> _EXERCISE DETAILS_: Reproduce the Glenn January biography below in full, word for word.

> _PROVIDED TEXT_:
Glenn Arwin January, Jr. (born May 25, 1983, in Houston, Texas) is a former professional Canadian football offensive tackle.

Early years 
He attended Second Baptist School and played high school football there. Additionally, he was in the choir his senior year, and part of a renowned dancing duet with his close pal Sam Whiteside. After having a small jazz band in Houston, TX with high school chaps with Jackson Osborne and Ronnie Bloomstrom, Glenn moved on to bigger and better things.  Collegiately, January was an offensive lineman for the Texas Tech Red Raiders.

Professional career 
He remained undrafted in the 2007 NFL Draft and signed as a free agent with the Buccaneers.

On May 30, 2007, January signed with the Toronto Argonauts of the Canadian Football League. On March 5, 2008, he was traded to the Saskatchewan Roughriders, along with Ronald Flemons, Toronto's first round selection in the 2008 CFL Draft, and Toronto's second round selection in the 2010 CFL Draft in exchange for Kerry Joseph and Saskatchewan's third round pick in the 2010 Canadian Draft. Both Toronto and Saskatchewan were unhappy with January's play, but he went on to a decent career with the Winnipeg Blue Bombers.

> _DATA SHOWN_:
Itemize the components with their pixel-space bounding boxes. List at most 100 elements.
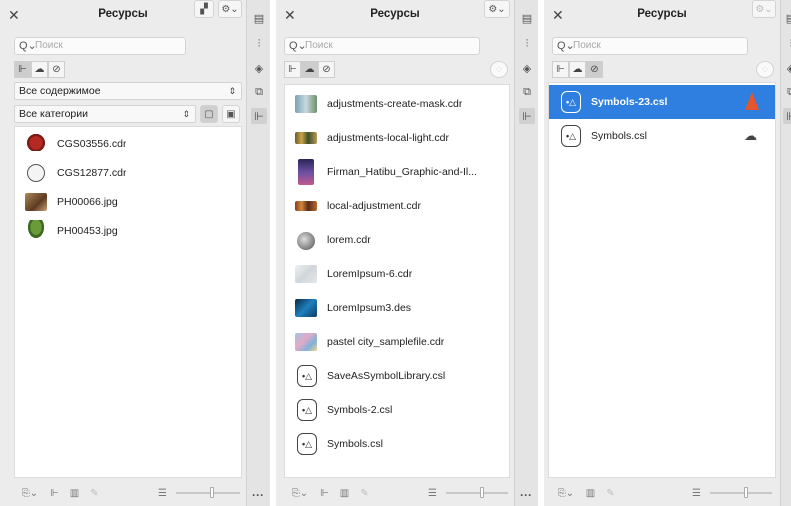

> _TASK OUTPUT_:
Glenn Arwin January, Jr. (born May 25, 1983, in Houston, Texas) is a former professional Canadian football offensive tackle.

Early years 
He attended Second Baptist School and played high school football there. Additionally, he was in the choir his senior year, and part of a renowned dancing duet with his close pal Sam Whiteside. After having a small jazz band in Houston, TX with high school chaps with Jackson Osborne and Ronnie Bloomstrom, Glenn moved on to bigger and better things.  Collegiately, January was an offensive lineman for the Texas Tech Red Raiders.

Professional career 
He remained undrafted in the 2007 NFL Draft and signed as a free agent with the Buccaneers.

On May 30, 2007, January signed with the Toronto Argonauts of the Canadian Football League. On March 5, 2008, he was traded to the Saskatchewan Roughriders, along with Ronald Flemons, Toronto's first round selection in the 2008 CFL Draft, and Toronto's second round selection in the 2010 CFL Draft in exchange for Kerry Joseph and Saskatchewan's third round pick in the 2010 Canadian Draft. Both Toronto and Saskatchewan were unhappy with January's play, but he went on to a decent career with the Winnipeg Blue Bombers.